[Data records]
-*-
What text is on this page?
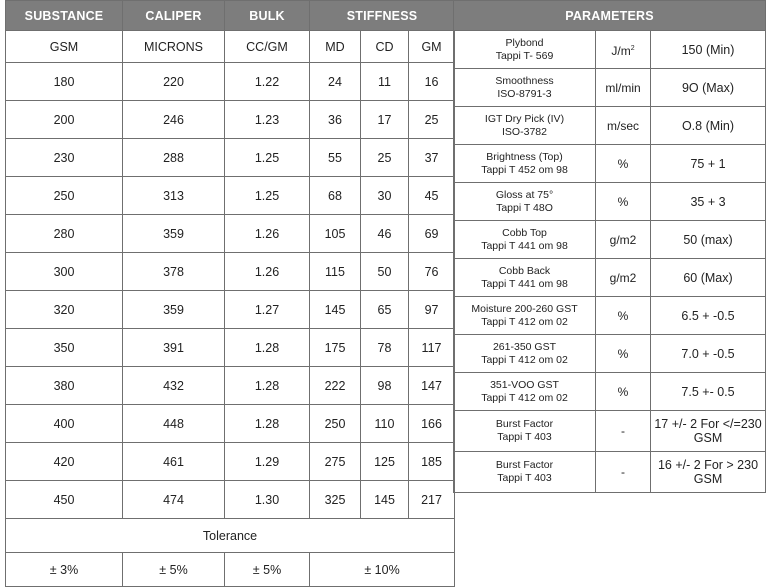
SUBSTANCE	CALIPER	BULK	STIFFNESS		
GSM	MICRONS	CC/GM	MD	CD	GM
180	220	1.22	24	11	16
200	246	1.23	36	17	25
230	288	1.25	55	25	37
250	313	1.25	68	30	45
280	359	1.26	105	46	69
300	378	1.26	115	50	76
320	359	1.27	145	65	97
350	391	1.28	175	78	117
380	432	1.28	222	98	147
400	448	1.28	250	110	166
420	461	1.29	275	125	185
450	474	1.30	325	145	217
Tolerance					
± 3%	± 5%	± 5%	± 10%		
PARAMETERS		

Plybond
Tappi T- 569	$J/m^2$	150 (Min)

Smoothness
ISO-8791-3	ml/min	9O (Max)

IGT Dry Pick (IV)
ISO-3782	m/sec	O.8 (Min)

Brightness (Top)
Tappi T 452 om 98	%	75 + 1

Gloss at 75°
Tappi T 48O	%	35 + 3

Cobb Top
Tappi T 441 om 98	g/m2	50 (max)

Cobb Back
Tappi T 441 om 98	g/m2	60 (Max)

Moisture 200-260 GST
Tappi T 412 om 02	%	6.5 + -0.5

261-350 GST
Tappi T 412 om 02	%	7.0 + -0.5

351-VOO GST
Tappi T 412 om 02	%	7.5 +- 0.5

Burst Factor
Tappi T 403	-	17 +/- 2 For </=230 GSM

Burst Factor
Tappi T 403	-	16 +/- 2 For > 230 GSM
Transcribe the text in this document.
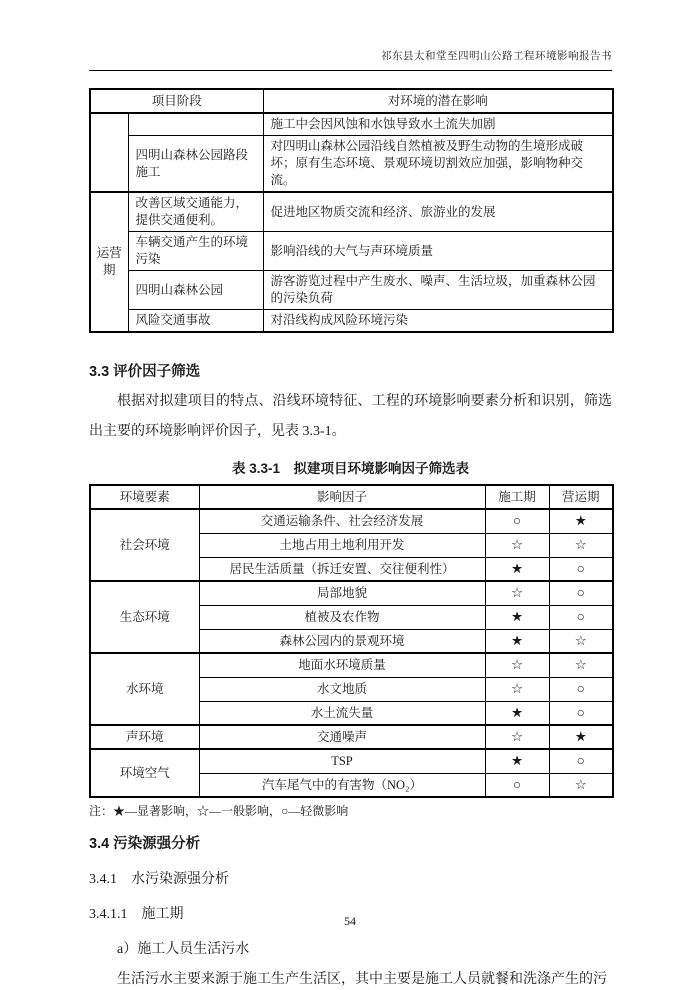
祁东县太和堂至四明山公路工程环境影响报告书
项目阶段		对环境的潜在影响
		施工中会因风蚀和水蚀导致水土流失加剧
	四明山森林公园路段施工	对四明山森林公园沿线自然植被及野生动物的生境形成破坏；原有生态环境、景观环境切割效应加强，影响物种交流。
运营期	改善区域交通能力，提供交通便利。	促进地区物质交流和经济、旅游业的发展
	车辆交通产生的环境污染	影响沿线的大气与声环境质量
	四明山森林公园	游客游览过程中产生废水、噪声、生活垃圾，加重森林公园的污染负荷
	风险交通事故	对沿线构成风险环境污染
3.3 评价因子筛选

根据对拟建项目的特点、沿线环境特征、工程的环境影响要素分析和识别，筛选出主要的环境影响评价因子，见表 3.3-1。

表 3.3-1　拟建项目环境影响因子筛选表
环境要素	影响因子	施工期	营运期
社会环境	交通运输条件、社会经济发展	○	★
	土地占用土地利用开发	☆	☆
	居民生活质量（拆迁安置、交往便利性）	★	○
生态环境	局部地貌	☆	○
	植被及农作物	★	○
	森林公园内的景观环境	★	☆
水环境	地面水环境质量	☆	☆
	水文地质	☆	○
	水土流失量	★	○
声环境	交通噪声	☆	★
环境空气	TSP	★	○
	汽车尾气中的有害物（NO₂）	○	☆

注：★—显著影响，☆—一般影响，○—轻微影响

3.4 污染源强分析

3.4.1　水污染源强分析

3.4.1.1　施工期

a）施工人员生活污水

生活污水主要来源于施工生产生活区，其中主要是施工人员就餐和洗涤产生的污

54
-*-
Request: Retype every entry verbatim and exclude the pictures from the copy.

Exercise output:
What text is on this page?
SUBSTANCE	CALIPER	BULK	STIFFNESS		
GSM	MICRONS	CC/GM	MD	CD	GM
180	220	1.22	24	11	16
200	246	1.23	36	17	25
230	288	1.25	55	25	37
250	313	1.25	68	30	45
280	359	1.26	105	46	69
300	378	1.26	115	50	76
320	359	1.27	145	65	97
350	391	1.28	175	78	117
380	432	1.28	222	98	147
400	448	1.28	250	110	166
420	461	1.29	275	125	185
450	474	1.30	325	145	217
Tolerance					
± 3%	± 5%	± 5%	± 10%		
PARAMETERS		

Plybond
Tappi T- 569	$J/m^2$	150 (Min)

Smoothness
ISO-8791-3	ml/min	9O (Max)

IGT Dry Pick (IV)
ISO-3782	m/sec	O.8 (Min)

Brightness (Top)
Tappi T 452 om 98	%	75 + 1

Gloss at 75°
Tappi T 48O	%	35 + 3

Cobb Top
Tappi T 441 om 98	g/m2	50 (max)

Cobb Back
Tappi T 441 om 98	g/m2	60 (Max)

Moisture 200-260 GST
Tappi T 412 om 02	%	6.5 + -0.5

261-350 GST
Tappi T 412 om 02	%	7.0 + -0.5

351-VOO GST
Tappi T 412 om 02	%	7.5 +- 0.5

Burst Factor
Tappi T 403	-	17 +/- 2 For </=230 GSM

Burst Factor
Tappi T 403	-	16 +/- 2 For > 230 GSM
Transcribe the text in this document.
祁东县太和堂至四明山公路工程环境影响报告书
项目阶段		对环境的潜在影响
		施工中会因风蚀和水蚀导致水土流失加剧
	四明山森林公园路段施工	对四明山森林公园沿线自然植被及野生动物的生境形成破坏；原有生态环境、景观环境切割效应加强，影响物种交流。
运营期	改善区域交通能力，提供交通便利。	促进地区物质交流和经济、旅游业的发展
	车辆交通产生的环境污染	影响沿线的大气与声环境质量
	四明山森林公园	游客游览过程中产生废水、噪声、生活垃圾，加重森林公园的污染负荷
	风险交通事故	对沿线构成风险环境污染
3.3 评价因子筛选

根据对拟建项目的特点、沿线环境特征、工程的环境影响要素分析和识别，筛选出主要的环境影响评价因子，见表 3.3-1。

表 3.3-1　拟建项目环境影响因子筛选表
环境要素	影响因子	施工期	营运期
社会环境	交通运输条件、社会经济发展	○	★
	土地占用土地利用开发	☆	☆
	居民生活质量（拆迁安置、交往便利性）	★	○
生态环境	局部地貌	☆	○
	植被及农作物	★	○
	森林公园内的景观环境	★	☆
水环境	地面水环境质量	☆	☆
	水文地质	☆	○
	水土流失量	★	○
声环境	交通噪声	☆	★
环境空气	TSP	★	○
	汽车尾气中的有害物（NO₂）	○	☆

注：★—显著影响，☆—一般影响，○—轻微影响

3.4 污染源强分析

3.4.1　水污染源强分析

3.4.1.1　施工期

a）施工人员生活污水

生活污水主要来源于施工生产生活区，其中主要是施工人员就餐和洗涤产生的污

54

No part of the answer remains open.